* [Work to complete]: Give the number of lines that contain the string "Move", and nothing else.

※

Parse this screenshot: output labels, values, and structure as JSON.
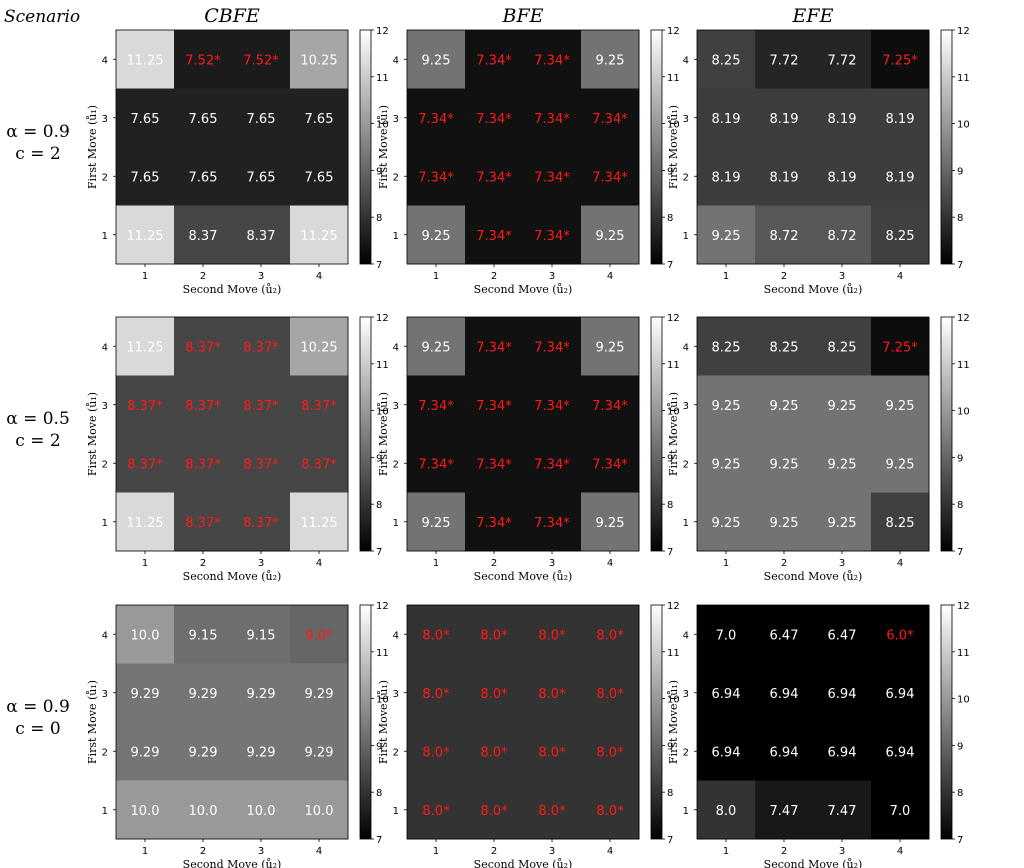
{
  "scenario_label": "Scenario",
  "columns": [
    "CBFE",
    "BFE",
    "EFE"
  ],
  "rows": [
    {
      "alpha": "α = 0.9",
      "c": "c = 2"
    },
    {
      "alpha": "α = 0.5",
      "c": "c = 2"
    },
    {
      "alpha": "α = 0.9",
      "c = 0": null,
      "c": "c = 0"
    }
  ],
  "axes": {
    "xlabel": "Second Move (ů₂)",
    "ylabel": "First Move (ů₁)",
    "ticks": [
      "1",
      "2",
      "3",
      "4"
    ]
  },
  "colorbar": {
    "min": 7,
    "max": 12,
    "ticks": [
      "7",
      "8",
      "9",
      "10",
      "11",
      "12"
    ],
    "colormap": "gray",
    "low_color": "#000000",
    "high_color": "#ffffff"
  },
  "colors": {
    "optimal_text": "#ff1a1a",
    "normal_text": "#ffffff"
  },
  "chart_data": [
    {
      "type": "heatmap",
      "title": "CBFE",
      "scenario": "α = 0.9, c = 2",
      "rows_top_to_bottom": [
        "4",
        "3",
        "2",
        "1"
      ],
      "cols": [
        "1",
        "2",
        "3",
        "4"
      ],
      "values": [
        [
          11.25,
          7.52,
          7.52,
          10.25
        ],
        [
          7.65,
          7.65,
          7.65,
          7.65
        ],
        [
          7.65,
          7.65,
          7.65,
          7.65
        ],
        [
          11.25,
          8.37,
          8.37,
          11.25
        ]
      ],
      "labels": [
        [
          "11.25",
          "7.52*",
          "7.52*",
          "10.25"
        ],
        [
          "7.65",
          "7.65",
          "7.65",
          "7.65"
        ],
        [
          "7.65",
          "7.65",
          "7.65",
          "7.65"
        ],
        [
          "11.25",
          "8.37",
          "8.37",
          "11.25"
        ]
      ]
    },
    {
      "type": "heatmap",
      "title": "BFE",
      "scenario": "α = 0.9, c = 2",
      "rows_top_to_bottom": [
        "4",
        "3",
        "2",
        "1"
      ],
      "cols": [
        "1",
        "2",
        "3",
        "4"
      ],
      "values": [
        [
          9.25,
          7.34,
          7.34,
          9.25
        ],
        [
          7.34,
          7.34,
          7.34,
          7.34
        ],
        [
          7.34,
          7.34,
          7.34,
          7.34
        ],
        [
          9.25,
          7.34,
          7.34,
          9.25
        ]
      ],
      "labels": [
        [
          "9.25",
          "7.34*",
          "7.34*",
          "9.25"
        ],
        [
          "7.34*",
          "7.34*",
          "7.34*",
          "7.34*"
        ],
        [
          "7.34*",
          "7.34*",
          "7.34*",
          "7.34*"
        ],
        [
          "9.25",
          "7.34*",
          "7.34*",
          "9.25"
        ]
      ]
    },
    {
      "type": "heatmap",
      "title": "EFE",
      "scenario": "α = 0.9, c = 2",
      "rows_top_to_bottom": [
        "4",
        "3",
        "2",
        "1"
      ],
      "cols": [
        "1",
        "2",
        "3",
        "4"
      ],
      "values": [
        [
          8.25,
          7.72,
          7.72,
          7.25
        ],
        [
          8.19,
          8.19,
          8.19,
          8.19
        ],
        [
          8.19,
          8.19,
          8.19,
          8.19
        ],
        [
          9.25,
          8.72,
          8.72,
          8.25
        ]
      ],
      "labels": [
        [
          "8.25",
          "7.72",
          "7.72",
          "7.25*"
        ],
        [
          "8.19",
          "8.19",
          "8.19",
          "8.19"
        ],
        [
          "8.19",
          "8.19",
          "8.19",
          "8.19"
        ],
        [
          "9.25",
          "8.72",
          "8.72",
          "8.25"
        ]
      ]
    },
    {
      "type": "heatmap",
      "title": "CBFE",
      "scenario": "α = 0.5, c = 2",
      "rows_top_to_bottom": [
        "4",
        "3",
        "2",
        "1"
      ],
      "cols": [
        "1",
        "2",
        "3",
        "4"
      ],
      "values": [
        [
          11.25,
          8.37,
          8.37,
          10.25
        ],
        [
          8.37,
          8.37,
          8.37,
          8.37
        ],
        [
          8.37,
          8.37,
          8.37,
          8.37
        ],
        [
          11.25,
          8.37,
          8.37,
          11.25
        ]
      ],
      "labels": [
        [
          "11.25",
          "8.37*",
          "8.37*",
          "10.25"
        ],
        [
          "8.37*",
          "8.37*",
          "8.37*",
          "8.37*"
        ],
        [
          "8.37*",
          "8.37*",
          "8.37*",
          "8.37*"
        ],
        [
          "11.25",
          "8.37*",
          "8.37*",
          "11.25"
        ]
      ]
    },
    {
      "type": "heatmap",
      "title": "BFE",
      "scenario": "α = 0.5, c = 2",
      "rows_top_to_bottom": [
        "4",
        "3",
        "2",
        "1"
      ],
      "cols": [
        "1",
        "2",
        "3",
        "4"
      ],
      "values": [
        [
          9.25,
          7.34,
          7.34,
          9.25
        ],
        [
          7.34,
          7.34,
          7.34,
          7.34
        ],
        [
          7.34,
          7.34,
          7.34,
          7.34
        ],
        [
          9.25,
          7.34,
          7.34,
          9.25
        ]
      ],
      "labels": [
        [
          "9.25",
          "7.34*",
          "7.34*",
          "9.25"
        ],
        [
          "7.34*",
          "7.34*",
          "7.34*",
          "7.34*"
        ],
        [
          "7.34*",
          "7.34*",
          "7.34*",
          "7.34*"
        ],
        [
          "9.25",
          "7.34*",
          "7.34*",
          "9.25"
        ]
      ]
    },
    {
      "type": "heatmap",
      "title": "EFE",
      "scenario": "α = 0.5, c = 2",
      "rows_top_to_bottom": [
        "4",
        "3",
        "2",
        "1"
      ],
      "cols": [
        "1",
        "2",
        "3",
        "4"
      ],
      "values": [
        [
          8.25,
          8.25,
          8.25,
          7.25
        ],
        [
          9.25,
          9.25,
          9.25,
          9.25
        ],
        [
          9.25,
          9.25,
          9.25,
          9.25
        ],
        [
          9.25,
          9.25,
          9.25,
          8.25
        ]
      ],
      "labels": [
        [
          "8.25",
          "8.25",
          "8.25",
          "7.25*"
        ],
        [
          "9.25",
          "9.25",
          "9.25",
          "9.25"
        ],
        [
          "9.25",
          "9.25",
          "9.25",
          "9.25"
        ],
        [
          "9.25",
          "9.25",
          "9.25",
          "8.25"
        ]
      ]
    },
    {
      "type": "heatmap",
      "title": "CBFE",
      "scenario": "α = 0.9, c = 0",
      "rows_top_to_bottom": [
        "4",
        "3",
        "2",
        "1"
      ],
      "cols": [
        "1",
        "2",
        "3",
        "4"
      ],
      "values": [
        [
          10.0,
          9.15,
          9.15,
          9.0
        ],
        [
          9.29,
          9.29,
          9.29,
          9.29
        ],
        [
          9.29,
          9.29,
          9.29,
          9.29
        ],
        [
          10.0,
          10.0,
          10.0,
          10.0
        ]
      ],
      "labels": [
        [
          "10.0",
          "9.15",
          "9.15",
          "9.0*"
        ],
        [
          "9.29",
          "9.29",
          "9.29",
          "9.29"
        ],
        [
          "9.29",
          "9.29",
          "9.29",
          "9.29"
        ],
        [
          "10.0",
          "10.0",
          "10.0",
          "10.0"
        ]
      ]
    },
    {
      "type": "heatmap",
      "title": "BFE",
      "scenario": "α = 0.9, c = 0",
      "rows_top_to_bottom": [
        "4",
        "3",
        "2",
        "1"
      ],
      "cols": [
        "1",
        "2",
        "3",
        "4"
      ],
      "values": [
        [
          8.0,
          8.0,
          8.0,
          8.0
        ],
        [
          8.0,
          8.0,
          8.0,
          8.0
        ],
        [
          8.0,
          8.0,
          8.0,
          8.0
        ],
        [
          8.0,
          8.0,
          8.0,
          8.0
        ]
      ],
      "labels": [
        [
          "8.0*",
          "8.0*",
          "8.0*",
          "8.0*"
        ],
        [
          "8.0*",
          "8.0*",
          "8.0*",
          "8.0*"
        ],
        [
          "8.0*",
          "8.0*",
          "8.0*",
          "8.0*"
        ],
        [
          "8.0*",
          "8.0*",
          "8.0*",
          "8.0*"
        ]
      ]
    },
    {
      "type": "heatmap",
      "title": "EFE",
      "scenario": "α = 0.9, c = 0",
      "rows_top_to_bottom": [
        "4",
        "3",
        "2",
        "1"
      ],
      "cols": [
        "1",
        "2",
        "3",
        "4"
      ],
      "values": [
        [
          7.0,
          6.47,
          6.47,
          6.0
        ],
        [
          6.94,
          6.94,
          6.94,
          6.94
        ],
        [
          6.94,
          6.94,
          6.94,
          6.94
        ],
        [
          8.0,
          7.47,
          7.47,
          7.0
        ]
      ],
      "labels": [
        [
          "7.0",
          "6.47",
          "6.47",
          "6.0*"
        ],
        [
          "6.94",
          "6.94",
          "6.94",
          "6.94"
        ],
        [
          "6.94",
          "6.94",
          "6.94",
          "6.94"
        ],
        [
          "8.0",
          "7.47",
          "7.47",
          "7.0"
        ]
      ]
    }
  ]
}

※

* [Complete answer]: 2